**Exercise brief**
Which lines hold the word "рода"? Copy each one.

(Stored entries)

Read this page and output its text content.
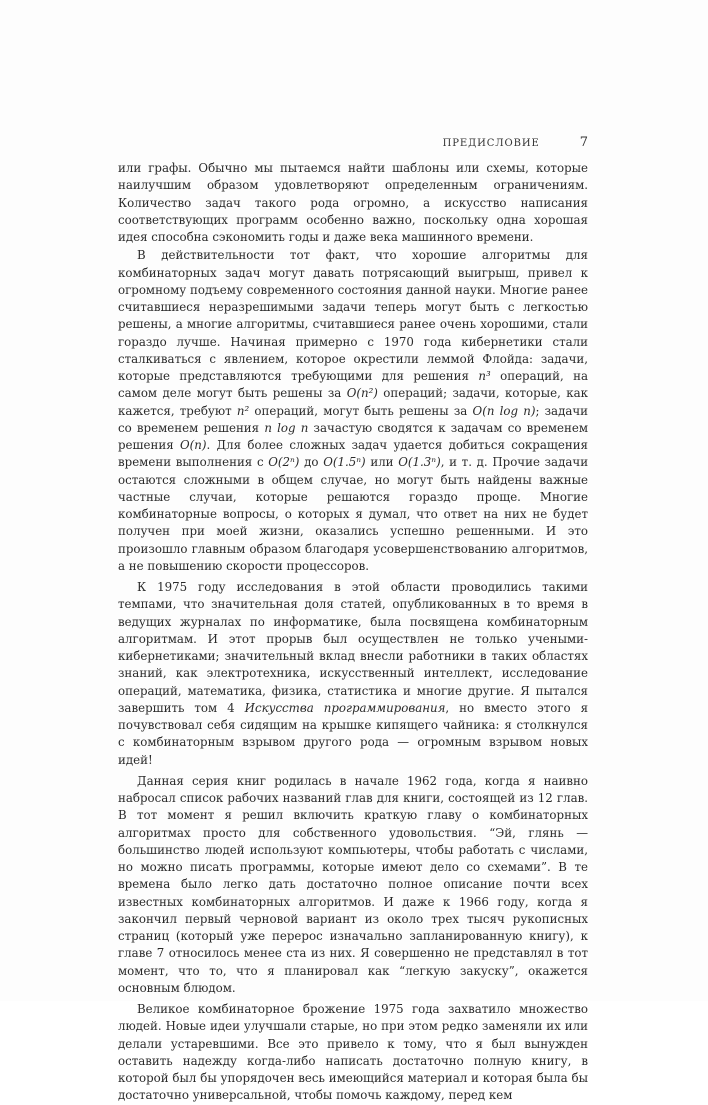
ПРЕДИСЛОВИЕ	7

или графы. Обычно мы пытаемся найти шаблоны или схемы, которые наилучшим образом удовлетворяют определенным ограничениям. Количество задач такого рода огромно, а искусство написания соответствующих программ особенно важно, поскольку одна хорошая идея способна сэкономить годы и даже века машинного времени.

В действительности тот факт, что хорошие алгоритмы для комбинаторных задач могут давать потрясающий выигрыш, привел к огромному подъему современного состояния данной науки. Многие ранее считавшиеся неразрешимыми задачи теперь могут быть с легкостью решены, а многие алгоритмы, считавшиеся ранее очень хорошими, стали гораздо лучше. Начиная примерно с 1970 года кибернетики стали сталкиваться с явлением, которое окрестили леммой Флойда: задачи, которые представляются требующими для решения n³ операций, на самом деле могут быть решены за O(n²) операций; задачи, которые, как кажется, требуют n² операций, могут быть решены за O(n log n); задачи со временем решения n log n зачастую сводятся к задачам со временем решения O(n). Для более сложных задач удается добиться сокращения времени выполнения с O(2ⁿ) до O(1.5ⁿ) или O(1.3ⁿ), и т. д. Прочие задачи остаются сложными в общем случае, но могут быть найдены важные частные случаи, которые решаются гораздо проще. Многие комбинаторные вопросы, о которых я думал, что ответ на них не будет получен при моей жизни, оказались успешно решенными. И это произошло главным образом благодаря усовершенствованию алгоритмов, а не повышению скорости процессоров.

К 1975 году исследования в этой области проводились такими темпами, что значительная доля статей, опубликованных в то время в ведущих журналах по информатике, была посвящена комбинаторным алгоритмам. И этот прорыв был осуществлен не только учеными-кибернетиками; значительный вклад внесли работники в таких областях знаний, как электротехника, искусственный интеллект, исследование операций, математика, физика, статистика и многие другие. Я пытался завершить том 4 Искусства программирования, но вместо этого я почувствовал себя сидящим на крышке кипящего чайника: я столкнулся с комбинаторным взрывом другого рода — огромным взрывом новых идей!

Данная серия книг родилась в начале 1962 года, когда я наивно набросал список рабочих названий глав для книги, состоящей из 12 глав. В тот момент я решил включить краткую главу о комбинаторных алгоритмах просто для собственного удовольствия. “Эй, глянь — большинство людей используют компьютеры, чтобы работать с числами, но можно писать программы, которые имеют дело со схемами”. В те времена было легко дать достаточно полное описание почти всех известных комбинаторных алгоритмов. И даже к 1966 году, когда я закончил первый черновой вариант из около трех тысяч рукописных страниц (который уже перерос изначально запланированную книгу), к главе 7 относилось менее ста из них. Я совершенно не представлял в тот момент, что то, что я планировал как “легкую закуску”, окажется основным блюдом.

Великое комбинаторное брожение 1975 года захватило множество людей. Новые идеи улучшали старые, но при этом редко заменяли их или делали устаревшими. Все это привело к тому, что я был вынужден оставить надежду когда-либо написать достаточно полную книгу, в которой был бы упорядочен весь имеющийся материал и которая была бы достаточно универсальной, чтобы помочь каждому, перед кем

**Result of this exercise**
или графы. Обычно мы пытаемся найти шаблоны или схемы, которые наилучшим образом удовлетворяют определенным ограничениям. Количество задач такого рода огромно, а искусство написания соответствующих программ особенно важно, поскольку одна хорошая идея способна сэкономить годы и даже века машинного времени.
К 1975 году исследования в этой области проводились такими темпами, что значительная доля статей, опубликованных в то время в ведущих журналах по информатике, была посвящена комбинаторным алгоритмам. И этот прорыв был осуществлен не только учеными-кибернетиками; значительный вклад внесли работники в таких областях знаний, как электротехника, искусственный интеллект, исследование операций, математика, физика, статистика и многие другие. Я пытался завершить том 4 Искусства программирования, но вместо этого я почувствовал себя сидящим на крышке кипящего чайника: я столкнулся с комбинаторным взрывом другого рода — огромным взрывом новых идей!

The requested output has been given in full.